• **Aim**:
Identify, in the records below, every line where the string "Daily" appears, and copy each such line.

• **Provided data**:
-- START --

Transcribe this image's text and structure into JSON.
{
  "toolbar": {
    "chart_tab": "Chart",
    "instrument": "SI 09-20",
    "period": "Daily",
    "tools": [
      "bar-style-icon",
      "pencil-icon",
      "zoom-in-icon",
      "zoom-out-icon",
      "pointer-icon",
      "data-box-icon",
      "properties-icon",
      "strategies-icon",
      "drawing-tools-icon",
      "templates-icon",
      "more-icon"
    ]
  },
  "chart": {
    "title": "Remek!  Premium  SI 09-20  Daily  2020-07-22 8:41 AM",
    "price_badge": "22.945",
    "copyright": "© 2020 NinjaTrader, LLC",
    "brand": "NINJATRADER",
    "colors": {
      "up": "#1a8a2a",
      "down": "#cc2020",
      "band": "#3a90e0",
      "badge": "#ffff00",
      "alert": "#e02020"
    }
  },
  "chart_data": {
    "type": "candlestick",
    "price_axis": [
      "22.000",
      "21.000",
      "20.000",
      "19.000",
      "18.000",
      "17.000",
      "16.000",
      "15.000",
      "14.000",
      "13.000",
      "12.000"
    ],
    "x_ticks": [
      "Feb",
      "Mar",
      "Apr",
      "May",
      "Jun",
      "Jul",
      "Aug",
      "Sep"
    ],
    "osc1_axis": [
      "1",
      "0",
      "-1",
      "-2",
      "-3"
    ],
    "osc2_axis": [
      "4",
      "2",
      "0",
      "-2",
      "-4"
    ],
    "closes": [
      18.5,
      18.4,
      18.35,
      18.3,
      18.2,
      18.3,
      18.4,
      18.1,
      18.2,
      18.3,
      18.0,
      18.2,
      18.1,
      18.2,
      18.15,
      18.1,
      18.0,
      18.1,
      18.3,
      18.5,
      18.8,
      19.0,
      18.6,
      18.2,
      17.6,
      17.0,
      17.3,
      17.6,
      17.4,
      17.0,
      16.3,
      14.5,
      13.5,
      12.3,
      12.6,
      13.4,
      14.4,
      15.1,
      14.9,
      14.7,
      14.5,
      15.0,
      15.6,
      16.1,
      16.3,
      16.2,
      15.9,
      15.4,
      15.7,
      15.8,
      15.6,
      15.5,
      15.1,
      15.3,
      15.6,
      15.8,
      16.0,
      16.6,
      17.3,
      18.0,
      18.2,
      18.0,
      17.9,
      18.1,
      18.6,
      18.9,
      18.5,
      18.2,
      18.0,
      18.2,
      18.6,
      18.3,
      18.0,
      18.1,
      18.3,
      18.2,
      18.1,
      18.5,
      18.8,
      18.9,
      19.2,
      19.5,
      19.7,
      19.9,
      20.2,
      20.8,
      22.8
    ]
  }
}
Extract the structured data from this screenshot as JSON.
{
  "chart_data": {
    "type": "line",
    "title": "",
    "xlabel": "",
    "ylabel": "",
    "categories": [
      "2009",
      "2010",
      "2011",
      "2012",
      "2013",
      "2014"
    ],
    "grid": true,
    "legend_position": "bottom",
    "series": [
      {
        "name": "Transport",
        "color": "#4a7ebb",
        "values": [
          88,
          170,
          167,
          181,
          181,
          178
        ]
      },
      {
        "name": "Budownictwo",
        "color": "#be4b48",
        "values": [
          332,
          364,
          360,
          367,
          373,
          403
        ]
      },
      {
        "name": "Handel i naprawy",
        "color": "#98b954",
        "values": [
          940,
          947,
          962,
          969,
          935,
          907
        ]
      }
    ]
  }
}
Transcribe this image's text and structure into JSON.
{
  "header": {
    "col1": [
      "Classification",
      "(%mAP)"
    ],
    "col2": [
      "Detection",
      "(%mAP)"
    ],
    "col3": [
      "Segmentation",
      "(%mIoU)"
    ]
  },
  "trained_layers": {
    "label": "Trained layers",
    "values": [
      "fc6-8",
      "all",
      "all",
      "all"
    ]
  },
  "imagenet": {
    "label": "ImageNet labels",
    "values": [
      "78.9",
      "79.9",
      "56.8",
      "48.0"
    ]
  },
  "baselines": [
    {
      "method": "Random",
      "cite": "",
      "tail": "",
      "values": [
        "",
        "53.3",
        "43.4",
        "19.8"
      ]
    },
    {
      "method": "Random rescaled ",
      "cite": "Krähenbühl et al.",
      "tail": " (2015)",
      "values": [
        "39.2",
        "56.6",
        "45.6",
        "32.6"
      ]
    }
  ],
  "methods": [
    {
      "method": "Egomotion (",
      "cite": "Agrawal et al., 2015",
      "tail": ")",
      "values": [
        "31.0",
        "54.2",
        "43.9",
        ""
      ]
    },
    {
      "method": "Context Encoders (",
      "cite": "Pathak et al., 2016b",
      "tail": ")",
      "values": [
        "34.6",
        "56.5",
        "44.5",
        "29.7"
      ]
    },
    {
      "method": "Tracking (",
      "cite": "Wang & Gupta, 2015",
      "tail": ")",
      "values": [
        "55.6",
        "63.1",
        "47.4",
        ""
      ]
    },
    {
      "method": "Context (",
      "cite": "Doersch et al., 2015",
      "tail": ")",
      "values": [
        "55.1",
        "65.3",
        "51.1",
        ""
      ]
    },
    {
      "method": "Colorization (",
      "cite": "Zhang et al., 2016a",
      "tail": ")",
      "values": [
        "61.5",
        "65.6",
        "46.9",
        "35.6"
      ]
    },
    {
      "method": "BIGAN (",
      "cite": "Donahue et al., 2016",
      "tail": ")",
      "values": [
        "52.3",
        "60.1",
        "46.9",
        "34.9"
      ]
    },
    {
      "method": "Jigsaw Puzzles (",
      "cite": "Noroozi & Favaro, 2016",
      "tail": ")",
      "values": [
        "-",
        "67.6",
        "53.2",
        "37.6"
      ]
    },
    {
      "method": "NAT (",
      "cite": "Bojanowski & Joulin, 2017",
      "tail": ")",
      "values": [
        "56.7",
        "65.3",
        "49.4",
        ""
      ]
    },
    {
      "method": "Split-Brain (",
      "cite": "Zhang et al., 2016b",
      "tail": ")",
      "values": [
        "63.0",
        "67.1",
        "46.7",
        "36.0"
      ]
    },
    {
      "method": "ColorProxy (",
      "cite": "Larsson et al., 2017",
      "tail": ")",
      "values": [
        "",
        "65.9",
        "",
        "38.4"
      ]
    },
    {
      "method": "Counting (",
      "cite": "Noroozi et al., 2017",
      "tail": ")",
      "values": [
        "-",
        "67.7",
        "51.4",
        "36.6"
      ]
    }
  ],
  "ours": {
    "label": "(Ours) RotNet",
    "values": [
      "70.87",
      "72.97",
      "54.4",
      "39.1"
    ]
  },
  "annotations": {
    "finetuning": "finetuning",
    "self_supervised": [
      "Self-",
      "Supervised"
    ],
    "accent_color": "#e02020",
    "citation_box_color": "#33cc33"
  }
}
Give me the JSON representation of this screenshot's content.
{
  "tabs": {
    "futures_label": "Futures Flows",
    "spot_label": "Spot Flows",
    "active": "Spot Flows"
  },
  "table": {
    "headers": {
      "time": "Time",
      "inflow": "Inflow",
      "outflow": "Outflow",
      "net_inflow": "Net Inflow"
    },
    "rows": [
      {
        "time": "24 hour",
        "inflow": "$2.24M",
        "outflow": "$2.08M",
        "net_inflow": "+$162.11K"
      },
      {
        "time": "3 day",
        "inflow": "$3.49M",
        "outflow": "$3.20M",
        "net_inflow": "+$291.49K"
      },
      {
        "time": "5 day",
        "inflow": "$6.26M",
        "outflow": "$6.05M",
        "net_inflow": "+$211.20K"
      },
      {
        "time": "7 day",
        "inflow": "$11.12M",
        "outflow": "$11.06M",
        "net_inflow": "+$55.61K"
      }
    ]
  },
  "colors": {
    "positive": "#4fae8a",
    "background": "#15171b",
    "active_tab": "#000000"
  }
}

-- END --

• **Expected answer**:
    "period": "Daily",
    "title": "Remek!  Premium  SI 09-20  Daily  2020-07-22 8:41 AM",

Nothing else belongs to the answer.